• _The problem_
Gather every line holding the string "если".

Dataset records:
<<<<

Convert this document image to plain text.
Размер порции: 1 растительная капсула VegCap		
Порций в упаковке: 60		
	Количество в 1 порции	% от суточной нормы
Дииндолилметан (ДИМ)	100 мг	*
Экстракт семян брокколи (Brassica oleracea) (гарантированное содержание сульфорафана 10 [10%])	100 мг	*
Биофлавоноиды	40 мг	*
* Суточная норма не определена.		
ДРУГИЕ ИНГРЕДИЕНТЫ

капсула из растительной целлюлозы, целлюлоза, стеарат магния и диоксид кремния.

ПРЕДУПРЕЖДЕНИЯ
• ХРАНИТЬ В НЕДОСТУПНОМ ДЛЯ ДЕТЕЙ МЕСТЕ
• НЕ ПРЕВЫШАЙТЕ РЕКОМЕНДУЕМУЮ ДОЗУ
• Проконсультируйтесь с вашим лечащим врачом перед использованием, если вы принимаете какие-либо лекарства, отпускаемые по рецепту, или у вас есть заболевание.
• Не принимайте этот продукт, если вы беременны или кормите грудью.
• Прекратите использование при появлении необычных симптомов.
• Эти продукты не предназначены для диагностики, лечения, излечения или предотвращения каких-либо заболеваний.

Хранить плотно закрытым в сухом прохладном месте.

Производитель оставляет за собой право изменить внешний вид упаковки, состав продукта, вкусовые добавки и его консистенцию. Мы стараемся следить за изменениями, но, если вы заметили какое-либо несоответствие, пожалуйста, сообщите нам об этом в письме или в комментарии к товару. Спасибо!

>>>>
<<<<

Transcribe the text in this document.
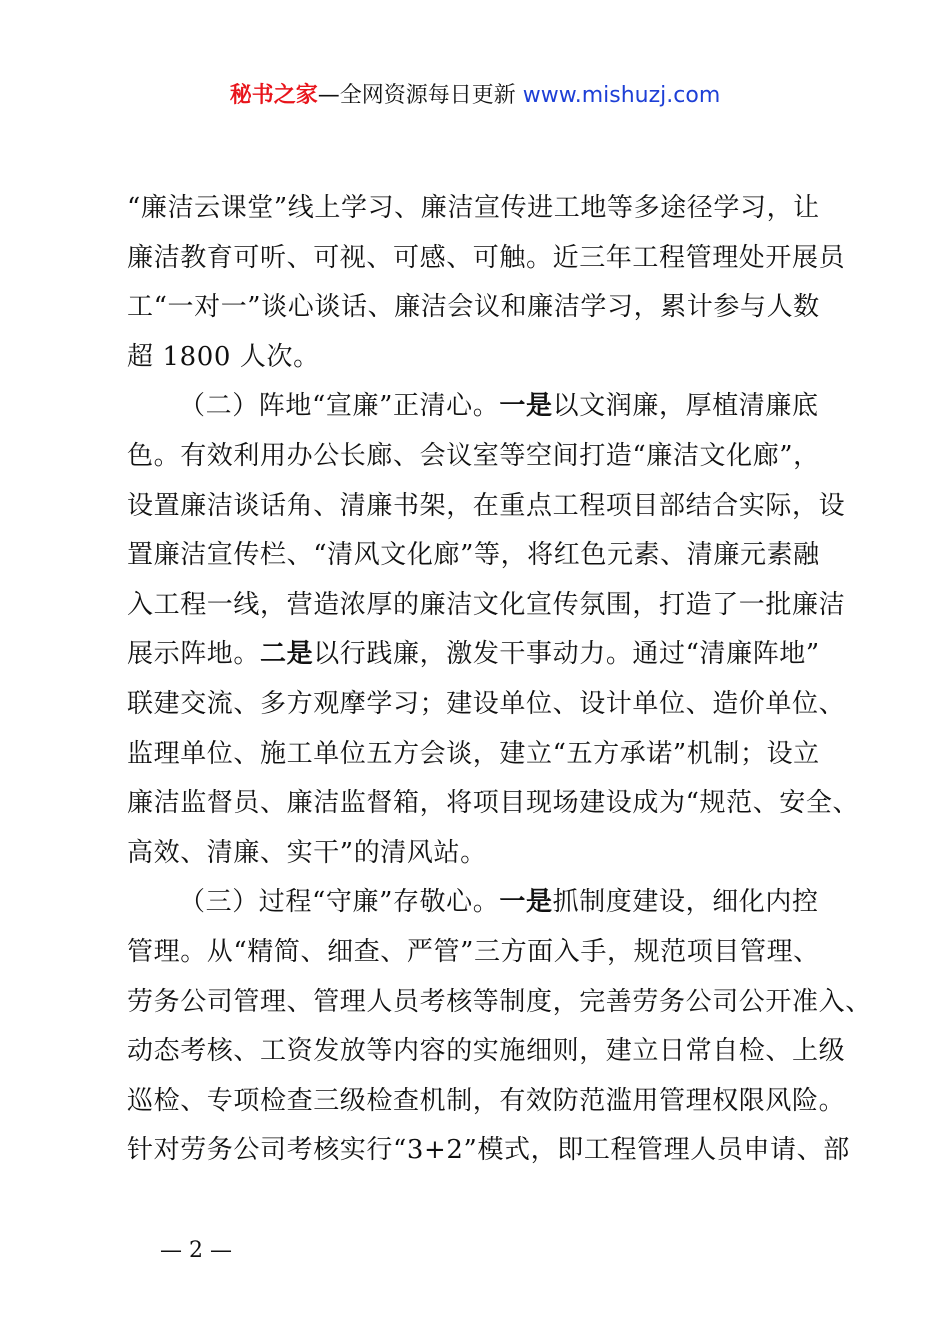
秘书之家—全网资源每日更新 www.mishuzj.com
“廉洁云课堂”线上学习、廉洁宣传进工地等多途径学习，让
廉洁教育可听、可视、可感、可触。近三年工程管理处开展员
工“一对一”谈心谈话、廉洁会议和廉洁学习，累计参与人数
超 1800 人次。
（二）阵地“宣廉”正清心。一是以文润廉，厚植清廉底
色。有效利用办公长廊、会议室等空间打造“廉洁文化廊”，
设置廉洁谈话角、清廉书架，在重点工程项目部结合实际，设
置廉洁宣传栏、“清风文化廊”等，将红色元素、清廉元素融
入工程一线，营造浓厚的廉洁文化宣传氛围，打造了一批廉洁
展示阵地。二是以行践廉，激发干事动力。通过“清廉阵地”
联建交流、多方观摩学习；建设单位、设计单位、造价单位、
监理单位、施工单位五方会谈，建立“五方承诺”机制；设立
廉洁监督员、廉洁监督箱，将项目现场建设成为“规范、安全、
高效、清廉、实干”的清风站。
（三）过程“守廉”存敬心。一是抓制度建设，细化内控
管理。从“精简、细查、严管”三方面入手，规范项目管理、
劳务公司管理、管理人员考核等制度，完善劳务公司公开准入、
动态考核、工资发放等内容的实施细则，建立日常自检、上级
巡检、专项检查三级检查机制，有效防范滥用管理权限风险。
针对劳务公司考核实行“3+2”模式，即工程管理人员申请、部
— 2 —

>>>>

• _Full response_
• Проконсультируйтесь с вашим лечащим врачом перед использованием, если вы принимаете какие-либо лекарства, отпускаемые по рецепту, или у вас есть заболевание.
• Не принимайте этот продукт, если вы беременны или кормите грудью.
Производитель оставляет за собой право изменить внешний вид упаковки, состав продукта, вкусовые добавки и его консистенцию. Мы стараемся следить за изменениями, но, если вы заметили какое-либо несоответствие, пожалуйста, сообщите нам об этом в письме или в комментарии к товару. Спасибо!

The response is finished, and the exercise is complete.